▸ **Extracted text**
* * * *

The warranty on improvements to common areas not completed at that time shall
begin with the completion of the improvement or with its availability for use
by lot owners, whichever occurs later. The warranty extends for a period of
one year.
(4) Suit for enforcement of the warranty on improvements to the common areas
may be brought by either the homeowners association or by an individual lot
owner.
(b) Notice of a defect shall be given within the warranty period and suit for
enforcement of the warranty shall be brought within one year of the expiration
of the warranty period.
(c) Warranties shall not apply to defects caused through abuse or failure to
perform maintenance by a lot owner or the homeowners association.
§ 11B-111. Meetings of homeowners association or its governing body
Except as provided in this title, and notwithstanding anything contained in
any of the documents of the homeowners association:
(1) Subject to the provisions of paragraph (4) of this section, all meetings
of the homeowners association, including meetings of the board of directors or
other governing body of the homeowners association or a committee of the
homeowners association, shall be open to all members of the homeowners
association or their agents;
(2) All members of the homeowners association shall be given reasonable notice
of all regularly scheduled open meetings of the homeowners association;
(3) (i) This paragraph does not apply to any meeting of a governing body that
occurs at any time before the lot owners, other than the developer, have a
majority of votes in the homeowners association, as provided in the
declaration;
(ii) Subject to subparagraph (iii) of this paragraph and to reasonable rules
adopted by a governing body, a governing body shall provide a designated
period of time during a meeting to allow lot owners an opportunity to comment
on any matter relating to the homeowners association;
(iii) During a meeting at which the agenda is limited to specific topics or at
a special meeting, the lot owners' comments may be limited to the topics
listed on the meeting agenda; and
(iv) The governing body shall convene at least one meeting each year at which
the agenda is open to any matter relating to the homeowners association;
(4) A meeting of the board of directors or other governing body of the
homeowners association or a committee of the homeowners association may be
held in closed session only for the following purposes:
(i) Discussion of matters pertaining to employees and personnel;
(ii) Protection of the privacy or reputation of individuals in matters not
related to the homeowners association's business;
(iii) Consultation with legal counsel;
(iv) Consultation with staff personnel, consultants, attorneys, or other
persons in connection with pending or potential litigation;
(v) Investigative proceedings concerning possible or actual criminal
misconduct;
(vi) Consideration of the terms or conditions of a business transaction in the
negotiation stage if the disclosure could adversely affect the economic
interests of the homeowners association;
(vii) Compliance with a specific constitutional, statutory, or judicially
imposed requirement protecting particular proceedings or matters from public
disclosure; or
(viii) On an individually recorded affirmative vote of two-thirds of the board
or committee members present, some other exceptional reason so compelling as
to override the general public policy in favor of open meetings; and
(5) If a meeting is held in closed session under paragraph (4) of this
section:
(i) An action may not be taken and a matter may not be discussed if it is not
permitted by paragraph (4) of this section; and
(ii) A statement of the time, place, and purpose of a closed meeting, the
record of the vote of each board or committee member by which the meeting was
closed, and the authority under this section for closing a meeting shall be
included in the minutes of the next meeting of the board of directors or the
committee of the homeowners association.
§ 11B-111.1. Family day care homes
(a) (1) In this section, the following words have the meanings indicated.

* * * *

▸ **Stored rows**
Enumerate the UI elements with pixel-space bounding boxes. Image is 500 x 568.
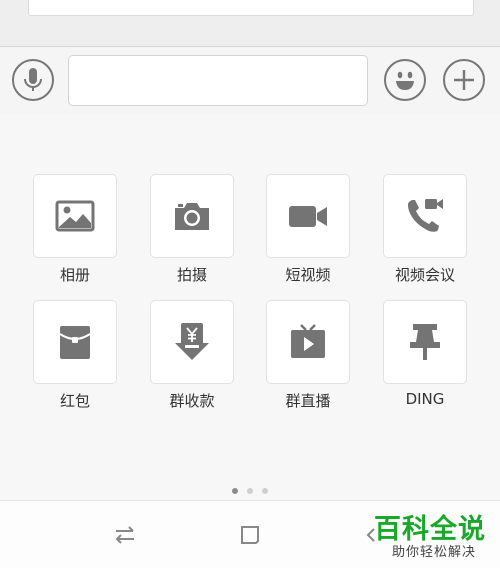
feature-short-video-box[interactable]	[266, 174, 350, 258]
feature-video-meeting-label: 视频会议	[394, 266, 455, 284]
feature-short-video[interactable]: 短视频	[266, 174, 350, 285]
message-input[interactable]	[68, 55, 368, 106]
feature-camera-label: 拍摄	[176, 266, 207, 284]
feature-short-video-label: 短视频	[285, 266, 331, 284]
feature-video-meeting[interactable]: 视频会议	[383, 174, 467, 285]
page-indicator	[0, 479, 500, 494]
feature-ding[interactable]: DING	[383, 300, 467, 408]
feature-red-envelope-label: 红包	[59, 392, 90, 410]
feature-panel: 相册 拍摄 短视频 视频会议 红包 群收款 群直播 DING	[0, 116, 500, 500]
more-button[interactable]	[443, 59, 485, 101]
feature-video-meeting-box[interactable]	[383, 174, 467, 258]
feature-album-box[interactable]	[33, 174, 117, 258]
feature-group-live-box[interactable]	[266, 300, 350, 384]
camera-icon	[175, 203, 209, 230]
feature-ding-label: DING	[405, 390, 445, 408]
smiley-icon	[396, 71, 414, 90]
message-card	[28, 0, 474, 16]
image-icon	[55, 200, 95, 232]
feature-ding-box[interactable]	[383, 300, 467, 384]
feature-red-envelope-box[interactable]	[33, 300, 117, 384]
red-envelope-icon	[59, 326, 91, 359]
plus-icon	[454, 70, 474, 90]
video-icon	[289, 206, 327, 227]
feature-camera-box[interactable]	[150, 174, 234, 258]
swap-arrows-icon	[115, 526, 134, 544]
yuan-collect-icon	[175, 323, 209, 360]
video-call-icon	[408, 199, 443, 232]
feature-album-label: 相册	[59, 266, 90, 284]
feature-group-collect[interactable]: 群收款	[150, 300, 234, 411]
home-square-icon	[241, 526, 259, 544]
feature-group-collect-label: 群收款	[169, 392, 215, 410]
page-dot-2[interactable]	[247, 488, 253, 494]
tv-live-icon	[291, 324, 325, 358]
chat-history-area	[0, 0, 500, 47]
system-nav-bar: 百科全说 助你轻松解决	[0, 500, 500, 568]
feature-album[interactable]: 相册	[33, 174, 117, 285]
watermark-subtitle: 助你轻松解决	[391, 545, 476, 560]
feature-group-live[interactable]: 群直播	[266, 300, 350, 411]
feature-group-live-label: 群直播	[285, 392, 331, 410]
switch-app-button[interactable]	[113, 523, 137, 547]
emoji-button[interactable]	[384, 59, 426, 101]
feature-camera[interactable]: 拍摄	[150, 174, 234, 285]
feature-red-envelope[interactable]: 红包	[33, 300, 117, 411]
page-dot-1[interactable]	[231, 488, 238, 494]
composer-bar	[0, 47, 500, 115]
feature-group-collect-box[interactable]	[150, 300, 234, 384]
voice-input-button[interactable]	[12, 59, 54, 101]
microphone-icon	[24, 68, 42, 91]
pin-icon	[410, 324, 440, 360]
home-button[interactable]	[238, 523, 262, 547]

* * * *

▸ **Problem A**
Answer these from the homeowners association statute, one answer a line, marked as below:
(i) How long does the warranty on common-area improvements last?
(ii) Who may bring suit to enforce that warranty?
(iii) What vote allows a closed session for some other exceptional reason?
▸ **Problem B**
Please reproduce the stretch of the homeowners association statute from "(4) Suit for" through "the warranty period.".
▸ **Problem C**
Continue the homeowners association statute from the point where it stops.

▸ **Task answer A**
(i) One year.
(ii) Either the homeowners association or an individual lot owner.
(iii) An individually recorded affirmative vote of two-thirds of the board or committee members present.

▸ **Task answer B**
(4) Suit for enforcement of the warranty on improvements to the common areas
may be brought by either the homeowners association or by an individual lot
owner.
(b) Notice of a defect shall be given within the warranty period and suit for
enforcement of the warranty shall be brought within one year of the expiration
of the warranty period.

▸ **Task answer C**
(2) "Day care provider" means the adult who has primary responsibility for the
operation of a family day care home.
(3) "Family day care home" means a unit registered under Title 5, Subtitle 5
of the Family Law Article.
(4) "No-impact home-based business" means a business that:
(i) Is consistent with the residential character of the dwelling unit;
(ii) Is subordinate to the use of the dwelling unit for residential purposes
and requires no external modifications that detract from the residential
appearance of the dwelling unit;
(iii) Uses no equipment or process that creates noise, vibration, glare,
fumes, odors, or electrical or electronic interference detectable by neighbors
or that causes an increase of common expenses that can be solely and directly
attributable to a no-impact home-based business; and
(iv) Does not involve use, storage, or disposal of any grouping or
classification of materials that the United States Secretary of Transportation
or the State or any local governing body designates as a hazardous material.
(b) (1) The provisions of this section relating to family day care homes do
not apply to a homeowners association that is limited to housing for older
persons, as defined under the federal Fair Housing Act.
(2) The provisions of this section relating to no-impact home-based businesses
do not apply to a homeowners association that has adopted, prior to July 1,
1999, procedures in accordance with its covenants, declaration, or bylaws for
the prohibition or regulation of no-impact home-based businesses.
(c) (1) Subject to the provisions of subsections (d) and (e)(1) of this
section, a recorded covenant or restriction, a provision in a declaration, or
a provision of the bylaws or rules of a homeowners association that prohibits
or restricts commercial or business activity in general, but does not
expressly apply to family day care homes or no-impact home-based businesses,
may not be construed to prohibit or restrict:
(i) The establishment and operation of family day care homes or no-impact
home-based businesses; or
(ii) Use of the roads, sidewalks, and other common areas of the homeowners
association by users of the family day care home.
(2) Subject to the provisions of subsections (d) and (e)(1) of this section,
the operation of a family day care home or no-impact home-based business shall
be:
(i) Considered a residential activity; and
(ii) A permitted activity.
(d) (1) (i) Except as provided in subparagraph (ii) of this paragraph and
subject to the provisions of paragraphs (2) and (3) of this subsection, a
homeowners association may include in its declaration, bylaws, or recorded
covenants and restrictions a provision expressly prohibiting the use of a
residence as a family day care home or no-impact home-based business.
(ii) A homeowners association may not include a provision described under
subparagraph (i) of this paragraph expressly prohibiting the use of a
residence as a family day care home in its declaration, bylaws, or recorded
covenants and restrictions until the lot owners, other than the developer,
have 90% of the votes in the homeowners association.
(iii) A provision described under subparagraph (i) of this paragraph expressly
prohibiting the use of a residence as a family day care home or no-impact
home-based business shall apply to an existing family day care home or
no-impact home-based business in the homeowners association.
(2) A provision described under paragraph (1)(i) of this subsection expressly
prohibiting the use of a residence as a family day care home or no-impact
home-based business may not be enforced unless it is approved by a simple
majority of the total eligible voters of the homeowners association, not
including the developer, under the voting procedures contained in the
declaration or bylaws of the homeowners association.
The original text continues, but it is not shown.